▶ _OBIETTIVO A_:
Trascrivi per intero e senza modifiche il brano sull'abdicazione di Juan Carlos.

▶ _BRANO DA LEGGERE_:
* * * * *

Oggi ultimo atto di Juan Carlos, domani l'investitura del figlio

di Nicoletta Tamberlich

Inizia l'era di Felipe VI in Spagna.
   Juan Carlos ha controfirmato la legge che sancisce la sua abdicazione e suo figlio verrà proclamato re con una cerimonia solenne, ma austera, in linea con una monarchia parlamentare e con i tempi di crisi. Assieme a lui, Leonor, 8 anni, la figlia maggiore del nuovo sovrano, sarà nominata principessa delle Asturie, erede della corona dei Borbone. Felipe nel pomeriggio ha assistito all'ultimo atto del regno del padre a Palazzo reale. Nessun discorso del vecchio re a sottolineare il momento, solo un gesto simbolico: al momento dell'abbraccio con il figlio dopo la firma, Juan Carlos, molto commosso, gli ha ceduto la poltrona. Ma il primo bacio è stato per la moglie Sofia, molto tesa all'inizio della cerimonia.

* * * * *

▶ _MATERIALE DELL'ESERCIZIO_:
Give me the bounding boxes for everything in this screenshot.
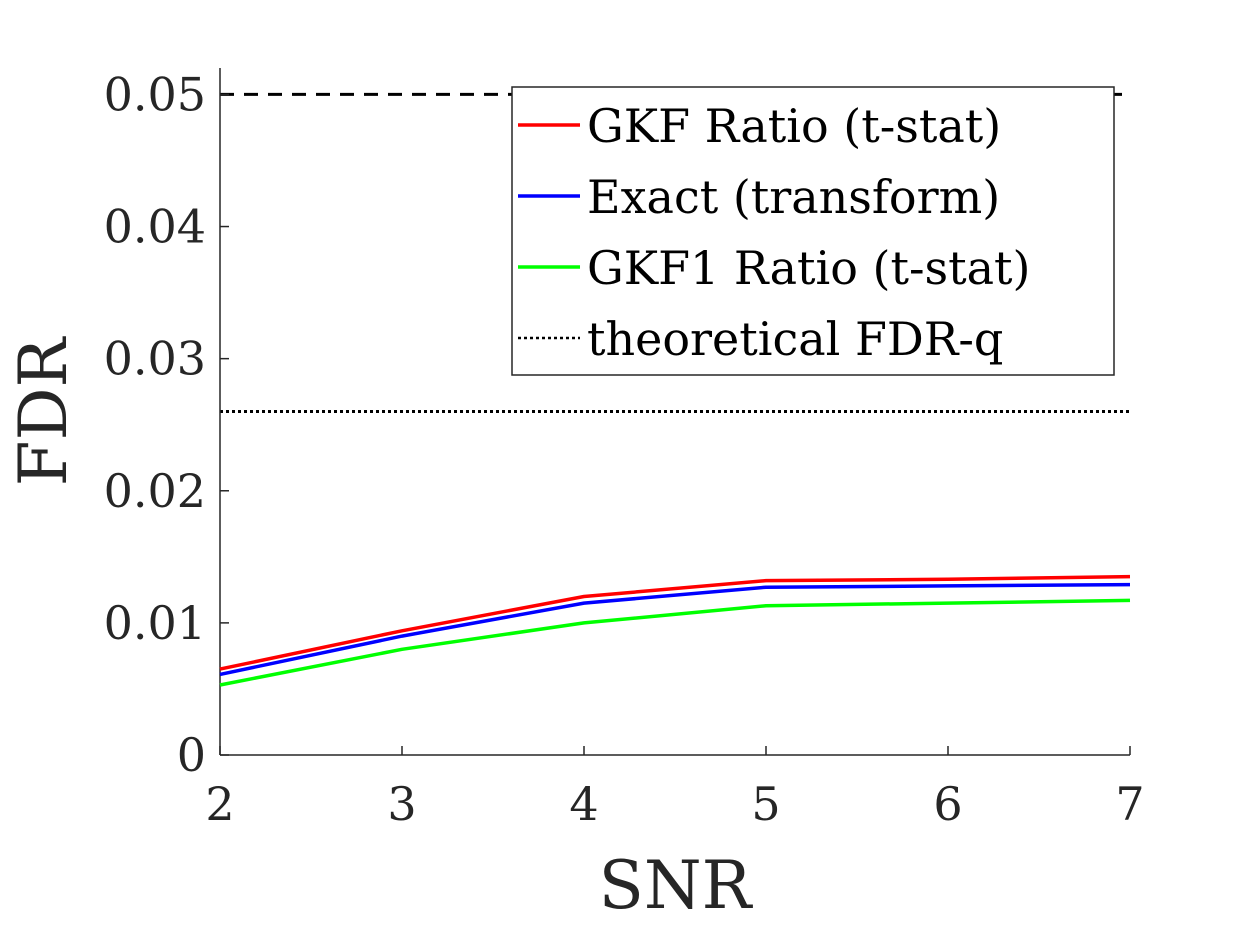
x-tick-label: 4 <box>569 777 598 831</box>
y-tick-label: 0 <box>177 728 206 782</box>
axes: 2 3 4 5 6 7 0 0.01 0.02 0.03 0.04 0.05 <box>104 67 1145 831</box>
legend-label: GKF1 Ratio (t-stat) <box>587 241 1030 295</box>
series-lines <box>219 574 1131 687</box>
x-tick-label: 7 <box>1115 777 1144 831</box>
series-line-1 <box>219 574 1131 671</box>
reference-lines <box>220 92 1130 413</box>
x-tick-label: 6 <box>933 777 962 831</box>
legend: GKF Ratio (t-stat) Exact (transform) GKF1 … <box>511 86 1115 376</box>
x-tick-label: 3 <box>387 777 416 831</box>
series-line-2 <box>219 582 1131 677</box>
y-tick-label: 0.05 <box>104 67 206 121</box>
x-tick-label: 2 <box>205 777 234 831</box>
legend-label: GKF Ratio (t-stat) <box>587 99 1001 153</box>
legend-label: theoretical FDR-q <box>587 312 1003 366</box>
x-axis-title: SNR <box>599 847 754 924</box>
y-tick-label: 0.02 <box>104 464 206 518</box>
x-tick-label: 5 <box>751 777 780 831</box>
series-line-3 <box>219 598 1131 687</box>
y-axis-title: FDR <box>5 335 82 486</box>
legend-label: Exact (transform) <box>587 170 1000 224</box>
y-tick-label: 0.01 <box>104 596 206 650</box>
y-tick-label: 0.04 <box>104 200 206 254</box>
y-tick-label: 0.03 <box>104 332 206 386</box>
legend-box <box>511 86 1115 376</box>
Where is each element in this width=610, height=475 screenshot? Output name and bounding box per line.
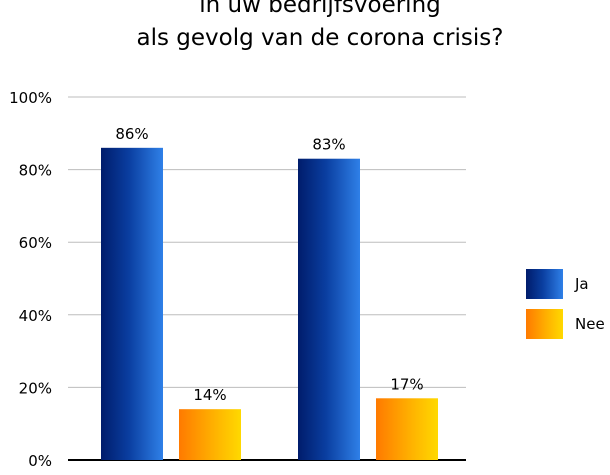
legend-swatch-ja	[526, 269, 563, 299]
chart-title-line-1: in uw bedrijfsvoering	[199, 0, 441, 18]
chart-title-line-2: als gevolg van de corona crisis?	[136, 25, 504, 51]
bar-nee-2	[376, 398, 438, 460]
data-label-nee-1: 14%	[193, 386, 226, 404]
legend-swatch-nee	[526, 309, 563, 339]
bar-ja-1	[101, 147, 163, 460]
data-label-ja-2: 83%	[312, 136, 345, 154]
legend-label-ja: Ja	[575, 275, 589, 293]
y-tick-label: 0%	[28, 452, 52, 470]
bar-nee-1	[179, 409, 241, 460]
y-tick-label: 100%	[9, 89, 52, 107]
legend-label-nee: Nee	[575, 315, 605, 333]
y-tick-label: 60%	[19, 234, 52, 252]
y-tick-label: 20%	[19, 379, 52, 397]
y-tick-label: 40%	[19, 307, 52, 325]
data-label-nee-2: 17%	[390, 375, 423, 393]
y-tick-label: 80%	[19, 162, 52, 180]
bar-ja-2	[298, 158, 360, 460]
data-label-ja-1: 86%	[115, 125, 148, 143]
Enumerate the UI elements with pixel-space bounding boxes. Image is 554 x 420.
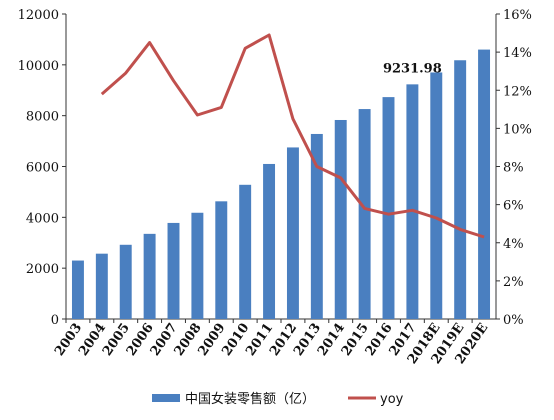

* * * * *

▶ _OBIETTIVO B_:
Riporta parola per parola le righe dell'elenco, dalla prima fino alla riga con "Where is each", inclusa. Lascia fuori le immagini.

▶ _RISPOSTA SCRITTA A_:
Oggi ultimo atto di Juan Carlos, domani l'investitura del figlio

di Nicoletta Tamberlich

Inizia l'era di Felipe VI in Spagna.
   Juan Carlos ha controfirmato la legge che sancisce la sua abdicazione e suo figlio verrà proclamato re con una cerimonia solenne, ma austera, in linea con una monarchia parlamentare e con i tempi di crisi. Assieme a lui, Leonor, 8 anni, la figlia maggiore del nuovo sovrano, sarà nominata principessa delle Asturie, erede della corona dei Borbone. Felipe nel pomeriggio ha assistito all'ultimo atto del regno del padre a Palazzo reale. Nessun discorso del vecchio re a sottolineare il momento, solo un gesto simbolico: al momento dell'abbraccio con il figlio dopo la firma, Juan Carlos, molto commosso, gli ha ceduto la poltrona. Ma il primo bacio è stato per la moglie Sofia, molto tesa all'inizio della cerimonia.

▶ _RISPOSTA SCRITTA B_:
Give me the bounding boxes for everything in this screenshot.
x-tick-label: 4 <box>569 777 598 831</box>
y-tick-label: 0 <box>177 728 206 782</box>
axes: 2 3 4 5 6 7 0 0.01 0.02 0.03 0.04 0.05 <box>104 67 1145 831</box>
legend-label: GKF1 Ratio (t-stat) <box>587 241 1030 295</box>
series-lines <box>219 574 1131 687</box>
x-tick-label: 7 <box>1115 777 1144 831</box>
series-line-1 <box>219 574 1131 671</box>
reference-lines <box>220 92 1130 413</box>
x-tick-label: 6 <box>933 777 962 831</box>
legend: GKF Ratio (t-stat) Exact (transform) GKF1 … <box>511 86 1115 376</box>
x-tick-label: 3 <box>387 777 416 831</box>
series-line-2 <box>219 582 1131 677</box>
y-tick-label: 0.05 <box>104 67 206 121</box>
x-tick-label: 2 <box>205 777 234 831</box>
legend-label: GKF Ratio (t-stat) <box>587 99 1001 153</box>
legend-label: theoretical FDR-q <box>587 312 1003 366</box>
x-axis-title: SNR <box>599 847 754 924</box>
y-tick-label: 0.02 <box>104 464 206 518</box>
x-tick-label: 5 <box>751 777 780 831</box>
series-line-3 <box>219 598 1131 687</box>
y-axis-title: FDR <box>5 335 82 486</box>
legend-label: Exact (transform) <box>587 170 1000 224</box>
y-tick-label: 0.01 <box>104 596 206 650</box>
y-tick-label: 0.04 <box>104 200 206 254</box>
y-tick-label: 0.03 <box>104 332 206 386</box>
legend-box <box>511 86 1115 376</box>
Where is each element in this width=610, height=475 screenshot? Output name and bounding box per line.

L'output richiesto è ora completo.